__REQUIREMENTS__
Copy all lines below containing "values".

::: GIVEN DATA

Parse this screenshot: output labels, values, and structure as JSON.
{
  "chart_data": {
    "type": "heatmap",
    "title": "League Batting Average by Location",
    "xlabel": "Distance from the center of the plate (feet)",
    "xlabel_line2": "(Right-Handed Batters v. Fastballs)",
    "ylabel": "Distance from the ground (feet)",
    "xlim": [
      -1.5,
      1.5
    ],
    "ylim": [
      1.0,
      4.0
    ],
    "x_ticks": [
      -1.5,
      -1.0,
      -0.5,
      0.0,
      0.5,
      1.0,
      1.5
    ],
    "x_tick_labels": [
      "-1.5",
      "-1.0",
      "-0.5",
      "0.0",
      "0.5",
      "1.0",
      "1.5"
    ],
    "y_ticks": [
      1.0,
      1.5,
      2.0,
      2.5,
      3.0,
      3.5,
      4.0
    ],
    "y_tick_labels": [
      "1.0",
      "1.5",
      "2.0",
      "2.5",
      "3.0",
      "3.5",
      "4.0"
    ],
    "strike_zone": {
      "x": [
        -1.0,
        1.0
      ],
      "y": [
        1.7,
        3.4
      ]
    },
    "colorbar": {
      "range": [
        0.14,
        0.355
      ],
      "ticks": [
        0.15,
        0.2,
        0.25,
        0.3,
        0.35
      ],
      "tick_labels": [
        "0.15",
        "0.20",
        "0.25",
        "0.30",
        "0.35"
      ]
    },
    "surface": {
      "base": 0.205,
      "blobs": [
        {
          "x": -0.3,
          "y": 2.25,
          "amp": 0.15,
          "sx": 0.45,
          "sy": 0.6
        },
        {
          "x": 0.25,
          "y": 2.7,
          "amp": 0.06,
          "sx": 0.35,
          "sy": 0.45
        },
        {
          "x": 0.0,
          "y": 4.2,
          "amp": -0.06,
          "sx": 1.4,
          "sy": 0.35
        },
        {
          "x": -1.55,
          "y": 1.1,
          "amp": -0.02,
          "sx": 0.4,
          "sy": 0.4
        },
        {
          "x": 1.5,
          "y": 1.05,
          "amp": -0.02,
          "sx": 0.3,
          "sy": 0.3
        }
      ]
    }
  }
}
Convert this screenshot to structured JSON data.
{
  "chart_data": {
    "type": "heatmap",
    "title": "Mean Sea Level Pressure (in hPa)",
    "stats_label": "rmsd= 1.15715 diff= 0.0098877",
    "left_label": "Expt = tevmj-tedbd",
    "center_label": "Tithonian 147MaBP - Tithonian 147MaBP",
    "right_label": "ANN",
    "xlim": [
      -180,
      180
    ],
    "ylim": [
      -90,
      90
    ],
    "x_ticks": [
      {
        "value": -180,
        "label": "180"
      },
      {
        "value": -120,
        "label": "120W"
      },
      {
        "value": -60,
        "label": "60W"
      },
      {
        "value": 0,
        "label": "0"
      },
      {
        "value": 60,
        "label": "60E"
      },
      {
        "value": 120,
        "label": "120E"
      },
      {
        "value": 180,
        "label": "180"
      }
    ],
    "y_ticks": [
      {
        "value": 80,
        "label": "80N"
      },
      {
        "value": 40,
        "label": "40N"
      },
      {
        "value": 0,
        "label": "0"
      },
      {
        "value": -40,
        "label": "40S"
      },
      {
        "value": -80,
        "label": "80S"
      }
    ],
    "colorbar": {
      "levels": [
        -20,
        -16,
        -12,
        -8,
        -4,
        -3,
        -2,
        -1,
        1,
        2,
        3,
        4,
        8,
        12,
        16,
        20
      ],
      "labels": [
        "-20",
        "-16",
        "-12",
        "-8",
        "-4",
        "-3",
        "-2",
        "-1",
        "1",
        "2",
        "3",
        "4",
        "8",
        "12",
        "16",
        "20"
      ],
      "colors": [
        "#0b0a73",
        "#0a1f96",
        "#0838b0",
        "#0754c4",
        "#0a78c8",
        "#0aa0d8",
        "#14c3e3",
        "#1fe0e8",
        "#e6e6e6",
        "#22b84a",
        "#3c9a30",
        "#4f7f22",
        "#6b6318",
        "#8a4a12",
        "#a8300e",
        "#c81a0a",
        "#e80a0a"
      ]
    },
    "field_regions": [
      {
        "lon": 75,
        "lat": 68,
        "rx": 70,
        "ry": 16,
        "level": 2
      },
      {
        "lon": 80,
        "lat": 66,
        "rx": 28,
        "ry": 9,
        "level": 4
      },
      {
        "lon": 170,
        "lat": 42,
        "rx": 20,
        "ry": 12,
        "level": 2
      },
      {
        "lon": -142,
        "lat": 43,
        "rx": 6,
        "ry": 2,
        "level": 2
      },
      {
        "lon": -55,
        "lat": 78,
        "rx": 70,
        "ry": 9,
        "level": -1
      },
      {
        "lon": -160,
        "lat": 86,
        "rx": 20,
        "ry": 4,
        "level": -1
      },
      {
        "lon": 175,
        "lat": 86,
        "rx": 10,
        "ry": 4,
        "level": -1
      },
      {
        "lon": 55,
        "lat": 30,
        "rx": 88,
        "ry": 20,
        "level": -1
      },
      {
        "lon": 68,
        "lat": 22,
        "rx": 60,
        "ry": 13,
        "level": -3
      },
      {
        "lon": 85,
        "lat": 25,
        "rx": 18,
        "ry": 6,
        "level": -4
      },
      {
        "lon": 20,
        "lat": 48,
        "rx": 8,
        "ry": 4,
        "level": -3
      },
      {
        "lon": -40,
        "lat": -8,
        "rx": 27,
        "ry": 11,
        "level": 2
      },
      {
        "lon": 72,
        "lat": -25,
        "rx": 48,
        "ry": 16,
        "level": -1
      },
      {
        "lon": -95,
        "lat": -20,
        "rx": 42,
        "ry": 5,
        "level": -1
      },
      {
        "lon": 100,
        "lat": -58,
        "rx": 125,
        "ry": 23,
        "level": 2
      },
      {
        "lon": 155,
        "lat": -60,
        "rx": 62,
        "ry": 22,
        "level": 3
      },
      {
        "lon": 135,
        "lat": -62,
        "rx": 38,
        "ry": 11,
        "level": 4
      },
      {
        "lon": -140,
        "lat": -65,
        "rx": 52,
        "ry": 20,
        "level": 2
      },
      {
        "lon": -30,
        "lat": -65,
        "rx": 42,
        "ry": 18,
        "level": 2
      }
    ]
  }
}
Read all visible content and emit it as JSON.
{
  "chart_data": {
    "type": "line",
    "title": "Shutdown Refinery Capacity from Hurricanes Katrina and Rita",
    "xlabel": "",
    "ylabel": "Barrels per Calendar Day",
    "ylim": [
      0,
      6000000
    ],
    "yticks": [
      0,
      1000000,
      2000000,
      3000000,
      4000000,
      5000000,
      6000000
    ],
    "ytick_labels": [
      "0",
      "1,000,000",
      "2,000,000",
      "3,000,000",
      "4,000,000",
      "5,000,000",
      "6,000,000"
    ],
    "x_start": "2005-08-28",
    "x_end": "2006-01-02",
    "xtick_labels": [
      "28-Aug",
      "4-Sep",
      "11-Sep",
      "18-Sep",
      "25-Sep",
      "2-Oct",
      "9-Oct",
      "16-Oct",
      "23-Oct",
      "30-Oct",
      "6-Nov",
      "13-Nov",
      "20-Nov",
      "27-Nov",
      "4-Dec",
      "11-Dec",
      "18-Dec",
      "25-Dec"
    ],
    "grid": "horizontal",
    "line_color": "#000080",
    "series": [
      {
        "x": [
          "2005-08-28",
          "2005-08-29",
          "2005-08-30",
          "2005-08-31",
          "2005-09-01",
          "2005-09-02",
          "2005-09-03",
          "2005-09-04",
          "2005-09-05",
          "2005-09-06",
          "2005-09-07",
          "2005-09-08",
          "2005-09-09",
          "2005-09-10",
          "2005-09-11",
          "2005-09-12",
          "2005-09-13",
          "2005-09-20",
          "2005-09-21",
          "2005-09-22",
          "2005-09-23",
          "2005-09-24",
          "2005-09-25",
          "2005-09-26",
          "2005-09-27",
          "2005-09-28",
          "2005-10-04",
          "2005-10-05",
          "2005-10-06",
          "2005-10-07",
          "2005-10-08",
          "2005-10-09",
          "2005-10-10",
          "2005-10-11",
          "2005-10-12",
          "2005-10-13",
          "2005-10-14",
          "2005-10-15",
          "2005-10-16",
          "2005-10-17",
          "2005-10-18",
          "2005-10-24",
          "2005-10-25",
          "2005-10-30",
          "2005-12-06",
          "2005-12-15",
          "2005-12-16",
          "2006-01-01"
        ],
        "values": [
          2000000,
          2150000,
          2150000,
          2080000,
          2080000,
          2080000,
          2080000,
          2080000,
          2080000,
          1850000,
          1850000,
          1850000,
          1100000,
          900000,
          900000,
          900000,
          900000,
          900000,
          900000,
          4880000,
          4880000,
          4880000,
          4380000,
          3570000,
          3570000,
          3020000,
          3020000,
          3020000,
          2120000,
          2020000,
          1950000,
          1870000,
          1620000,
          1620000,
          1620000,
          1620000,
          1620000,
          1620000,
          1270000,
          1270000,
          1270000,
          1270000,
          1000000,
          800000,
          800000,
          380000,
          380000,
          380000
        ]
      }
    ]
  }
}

::::::

__ANSWER TO THE TASK__
Parse this screenshot: output labels, values, and structure as JSON.
        "values": [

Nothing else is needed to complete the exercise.